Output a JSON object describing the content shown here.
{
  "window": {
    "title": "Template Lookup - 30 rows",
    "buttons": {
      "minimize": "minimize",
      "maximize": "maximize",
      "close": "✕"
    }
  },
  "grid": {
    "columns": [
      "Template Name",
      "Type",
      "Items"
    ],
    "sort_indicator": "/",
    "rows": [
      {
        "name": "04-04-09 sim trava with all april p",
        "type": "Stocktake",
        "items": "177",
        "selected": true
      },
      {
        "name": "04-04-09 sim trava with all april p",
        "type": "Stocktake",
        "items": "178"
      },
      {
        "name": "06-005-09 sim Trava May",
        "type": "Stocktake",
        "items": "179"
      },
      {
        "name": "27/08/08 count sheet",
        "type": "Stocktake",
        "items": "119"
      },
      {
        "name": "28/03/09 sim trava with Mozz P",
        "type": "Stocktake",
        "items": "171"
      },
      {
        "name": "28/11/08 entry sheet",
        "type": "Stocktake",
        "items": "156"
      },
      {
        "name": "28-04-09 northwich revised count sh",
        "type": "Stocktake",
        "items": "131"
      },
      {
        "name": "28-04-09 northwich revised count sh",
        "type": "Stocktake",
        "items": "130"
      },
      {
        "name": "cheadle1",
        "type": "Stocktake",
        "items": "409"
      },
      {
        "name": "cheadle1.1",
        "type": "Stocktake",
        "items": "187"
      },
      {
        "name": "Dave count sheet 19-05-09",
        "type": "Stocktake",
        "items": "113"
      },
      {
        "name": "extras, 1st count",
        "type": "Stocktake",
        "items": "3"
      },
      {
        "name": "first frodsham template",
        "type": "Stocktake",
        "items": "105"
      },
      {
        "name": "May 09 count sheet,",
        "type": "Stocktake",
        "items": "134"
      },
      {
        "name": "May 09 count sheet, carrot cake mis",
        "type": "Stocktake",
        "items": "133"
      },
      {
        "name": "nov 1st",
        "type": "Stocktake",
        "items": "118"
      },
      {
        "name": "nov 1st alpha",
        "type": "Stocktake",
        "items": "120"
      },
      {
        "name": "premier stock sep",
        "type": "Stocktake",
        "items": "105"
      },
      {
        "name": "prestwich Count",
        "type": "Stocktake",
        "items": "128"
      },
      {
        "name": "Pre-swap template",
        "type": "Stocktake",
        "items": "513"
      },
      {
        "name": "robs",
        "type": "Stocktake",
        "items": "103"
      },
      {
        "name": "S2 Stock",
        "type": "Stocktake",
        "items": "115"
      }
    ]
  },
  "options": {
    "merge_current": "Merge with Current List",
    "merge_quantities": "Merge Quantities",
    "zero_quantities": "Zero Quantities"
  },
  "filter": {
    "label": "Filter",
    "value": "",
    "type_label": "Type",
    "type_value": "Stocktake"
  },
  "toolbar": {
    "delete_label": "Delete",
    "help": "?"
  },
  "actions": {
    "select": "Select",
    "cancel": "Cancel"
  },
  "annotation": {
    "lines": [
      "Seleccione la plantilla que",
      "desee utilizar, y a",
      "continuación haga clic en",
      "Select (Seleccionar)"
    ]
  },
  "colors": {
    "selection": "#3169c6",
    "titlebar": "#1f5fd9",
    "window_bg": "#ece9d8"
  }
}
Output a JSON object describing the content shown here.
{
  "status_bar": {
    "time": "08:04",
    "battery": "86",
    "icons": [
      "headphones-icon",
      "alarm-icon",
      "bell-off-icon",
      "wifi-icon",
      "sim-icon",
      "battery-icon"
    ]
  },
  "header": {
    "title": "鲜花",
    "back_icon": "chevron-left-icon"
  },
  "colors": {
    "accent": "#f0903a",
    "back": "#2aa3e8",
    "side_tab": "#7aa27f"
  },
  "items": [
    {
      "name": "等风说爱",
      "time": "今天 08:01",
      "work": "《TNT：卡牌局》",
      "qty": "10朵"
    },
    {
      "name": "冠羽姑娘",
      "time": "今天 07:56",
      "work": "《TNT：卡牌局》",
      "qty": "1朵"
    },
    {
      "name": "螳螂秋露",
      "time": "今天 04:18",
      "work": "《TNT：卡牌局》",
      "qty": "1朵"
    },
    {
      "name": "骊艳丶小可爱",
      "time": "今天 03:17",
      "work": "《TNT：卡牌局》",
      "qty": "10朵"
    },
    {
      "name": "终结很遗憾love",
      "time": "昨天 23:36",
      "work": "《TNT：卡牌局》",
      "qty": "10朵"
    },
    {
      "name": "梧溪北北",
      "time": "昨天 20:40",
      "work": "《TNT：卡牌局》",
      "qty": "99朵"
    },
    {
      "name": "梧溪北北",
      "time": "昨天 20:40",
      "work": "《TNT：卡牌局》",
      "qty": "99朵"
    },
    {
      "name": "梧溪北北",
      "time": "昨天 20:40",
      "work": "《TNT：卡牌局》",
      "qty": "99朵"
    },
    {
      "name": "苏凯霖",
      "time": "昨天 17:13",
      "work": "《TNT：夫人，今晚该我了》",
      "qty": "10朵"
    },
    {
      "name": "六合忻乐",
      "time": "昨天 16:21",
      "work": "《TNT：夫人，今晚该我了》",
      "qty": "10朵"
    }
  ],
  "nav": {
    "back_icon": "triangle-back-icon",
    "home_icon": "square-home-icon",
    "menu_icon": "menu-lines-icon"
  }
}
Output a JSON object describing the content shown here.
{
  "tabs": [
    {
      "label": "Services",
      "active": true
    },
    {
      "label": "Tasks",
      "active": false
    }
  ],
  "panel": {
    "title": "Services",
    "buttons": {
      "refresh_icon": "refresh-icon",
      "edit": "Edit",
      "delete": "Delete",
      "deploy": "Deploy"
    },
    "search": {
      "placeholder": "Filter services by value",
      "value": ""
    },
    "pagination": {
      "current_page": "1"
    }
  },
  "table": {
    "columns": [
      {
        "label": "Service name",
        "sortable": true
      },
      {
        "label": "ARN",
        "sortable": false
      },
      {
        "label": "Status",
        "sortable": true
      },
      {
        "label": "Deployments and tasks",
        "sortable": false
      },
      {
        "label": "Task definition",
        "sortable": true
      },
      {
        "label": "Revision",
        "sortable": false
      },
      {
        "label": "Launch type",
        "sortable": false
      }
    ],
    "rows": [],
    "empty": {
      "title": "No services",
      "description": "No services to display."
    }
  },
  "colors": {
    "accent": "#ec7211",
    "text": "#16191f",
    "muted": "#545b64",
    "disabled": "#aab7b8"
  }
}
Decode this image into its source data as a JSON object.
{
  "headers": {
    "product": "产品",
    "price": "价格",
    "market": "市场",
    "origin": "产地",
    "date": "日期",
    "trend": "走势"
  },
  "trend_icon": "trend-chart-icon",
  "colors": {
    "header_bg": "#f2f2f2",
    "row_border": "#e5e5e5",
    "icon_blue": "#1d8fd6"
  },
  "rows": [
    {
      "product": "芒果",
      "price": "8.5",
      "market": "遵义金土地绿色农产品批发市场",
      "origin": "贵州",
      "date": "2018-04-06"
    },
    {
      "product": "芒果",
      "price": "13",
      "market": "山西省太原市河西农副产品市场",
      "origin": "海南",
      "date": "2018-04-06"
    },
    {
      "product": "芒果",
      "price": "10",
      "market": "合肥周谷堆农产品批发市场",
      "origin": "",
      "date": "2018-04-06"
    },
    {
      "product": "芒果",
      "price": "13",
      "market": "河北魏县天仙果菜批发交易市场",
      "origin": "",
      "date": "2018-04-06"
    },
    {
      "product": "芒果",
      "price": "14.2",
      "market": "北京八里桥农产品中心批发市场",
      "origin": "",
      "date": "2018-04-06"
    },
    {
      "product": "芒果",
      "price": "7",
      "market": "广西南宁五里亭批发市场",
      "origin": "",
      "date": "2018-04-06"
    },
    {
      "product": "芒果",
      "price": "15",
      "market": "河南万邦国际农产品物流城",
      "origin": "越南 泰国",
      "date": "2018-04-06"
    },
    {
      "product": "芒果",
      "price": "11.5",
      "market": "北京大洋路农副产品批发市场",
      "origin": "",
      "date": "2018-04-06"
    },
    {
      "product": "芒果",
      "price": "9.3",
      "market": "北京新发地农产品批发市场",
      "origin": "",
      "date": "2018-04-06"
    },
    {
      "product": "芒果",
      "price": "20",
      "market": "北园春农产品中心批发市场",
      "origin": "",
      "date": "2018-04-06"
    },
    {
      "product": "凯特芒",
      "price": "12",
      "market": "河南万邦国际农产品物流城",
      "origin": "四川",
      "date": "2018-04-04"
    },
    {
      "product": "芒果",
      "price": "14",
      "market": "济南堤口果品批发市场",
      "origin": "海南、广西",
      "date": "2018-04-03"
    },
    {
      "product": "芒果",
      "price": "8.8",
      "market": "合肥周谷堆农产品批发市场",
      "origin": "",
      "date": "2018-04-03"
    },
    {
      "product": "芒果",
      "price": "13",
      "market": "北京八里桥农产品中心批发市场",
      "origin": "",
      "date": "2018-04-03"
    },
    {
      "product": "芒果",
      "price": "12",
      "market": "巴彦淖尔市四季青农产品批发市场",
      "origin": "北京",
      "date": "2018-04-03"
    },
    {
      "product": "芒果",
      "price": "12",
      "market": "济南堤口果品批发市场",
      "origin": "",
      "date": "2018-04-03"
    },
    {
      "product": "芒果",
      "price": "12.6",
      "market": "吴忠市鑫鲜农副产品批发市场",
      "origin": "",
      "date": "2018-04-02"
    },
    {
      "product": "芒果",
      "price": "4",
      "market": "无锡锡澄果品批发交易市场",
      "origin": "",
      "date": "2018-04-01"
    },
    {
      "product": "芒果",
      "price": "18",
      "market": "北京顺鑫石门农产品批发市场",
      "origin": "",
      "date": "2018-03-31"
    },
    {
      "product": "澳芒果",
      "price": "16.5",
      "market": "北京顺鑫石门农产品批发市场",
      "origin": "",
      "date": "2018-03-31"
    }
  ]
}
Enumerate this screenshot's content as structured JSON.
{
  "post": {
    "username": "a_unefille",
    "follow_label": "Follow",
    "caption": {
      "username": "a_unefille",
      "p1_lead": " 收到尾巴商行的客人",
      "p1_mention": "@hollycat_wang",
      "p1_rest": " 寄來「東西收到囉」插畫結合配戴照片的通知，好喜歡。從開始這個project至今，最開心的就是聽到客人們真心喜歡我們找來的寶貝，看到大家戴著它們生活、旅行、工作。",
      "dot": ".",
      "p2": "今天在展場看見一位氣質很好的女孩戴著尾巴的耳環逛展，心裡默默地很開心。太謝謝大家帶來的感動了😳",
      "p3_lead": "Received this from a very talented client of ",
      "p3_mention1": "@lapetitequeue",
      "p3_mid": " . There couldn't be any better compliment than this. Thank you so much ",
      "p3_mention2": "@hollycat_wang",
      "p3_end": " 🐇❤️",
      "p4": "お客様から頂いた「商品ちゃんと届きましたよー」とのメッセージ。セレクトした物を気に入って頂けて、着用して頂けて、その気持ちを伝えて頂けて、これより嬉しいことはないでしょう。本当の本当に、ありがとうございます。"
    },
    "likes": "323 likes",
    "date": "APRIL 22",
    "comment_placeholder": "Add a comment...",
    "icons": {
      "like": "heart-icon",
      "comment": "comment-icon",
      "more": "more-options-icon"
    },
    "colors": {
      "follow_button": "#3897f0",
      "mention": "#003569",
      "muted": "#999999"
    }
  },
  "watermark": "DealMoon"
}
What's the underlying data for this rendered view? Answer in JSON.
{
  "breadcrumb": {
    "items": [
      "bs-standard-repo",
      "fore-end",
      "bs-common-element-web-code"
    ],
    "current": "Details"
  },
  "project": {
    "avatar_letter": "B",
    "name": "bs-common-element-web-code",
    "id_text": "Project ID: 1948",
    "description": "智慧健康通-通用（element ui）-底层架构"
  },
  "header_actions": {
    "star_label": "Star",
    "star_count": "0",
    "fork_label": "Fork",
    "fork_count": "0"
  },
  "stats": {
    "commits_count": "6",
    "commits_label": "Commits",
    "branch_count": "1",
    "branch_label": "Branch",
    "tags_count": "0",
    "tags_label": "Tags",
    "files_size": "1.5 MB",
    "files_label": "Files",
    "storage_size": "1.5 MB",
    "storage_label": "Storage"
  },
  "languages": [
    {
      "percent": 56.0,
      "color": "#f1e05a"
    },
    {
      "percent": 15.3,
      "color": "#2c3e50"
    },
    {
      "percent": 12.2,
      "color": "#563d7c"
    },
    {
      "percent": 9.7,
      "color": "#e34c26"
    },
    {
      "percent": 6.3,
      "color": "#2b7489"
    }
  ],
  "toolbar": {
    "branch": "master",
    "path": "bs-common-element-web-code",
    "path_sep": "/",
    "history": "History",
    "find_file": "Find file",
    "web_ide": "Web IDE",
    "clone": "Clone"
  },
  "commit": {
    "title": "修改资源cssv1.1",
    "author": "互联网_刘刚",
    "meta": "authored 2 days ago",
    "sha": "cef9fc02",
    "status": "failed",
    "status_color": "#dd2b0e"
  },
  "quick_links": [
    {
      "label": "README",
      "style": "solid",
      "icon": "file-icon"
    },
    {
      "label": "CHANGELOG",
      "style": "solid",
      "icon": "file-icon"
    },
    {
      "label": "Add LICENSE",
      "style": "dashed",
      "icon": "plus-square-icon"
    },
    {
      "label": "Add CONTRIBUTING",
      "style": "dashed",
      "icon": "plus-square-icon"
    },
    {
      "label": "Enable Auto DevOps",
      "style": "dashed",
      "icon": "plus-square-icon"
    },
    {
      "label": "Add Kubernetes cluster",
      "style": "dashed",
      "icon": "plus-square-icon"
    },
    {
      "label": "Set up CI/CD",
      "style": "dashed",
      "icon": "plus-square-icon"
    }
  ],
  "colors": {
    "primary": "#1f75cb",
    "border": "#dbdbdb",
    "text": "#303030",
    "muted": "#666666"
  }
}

============================================================

Required task: Look over the listing. Pull out every line with the string "data" in it.

Result for this exercise:
Decode this image into its source data as a JSON object.
What's the underlying data for this rendered view? Answer in JSON.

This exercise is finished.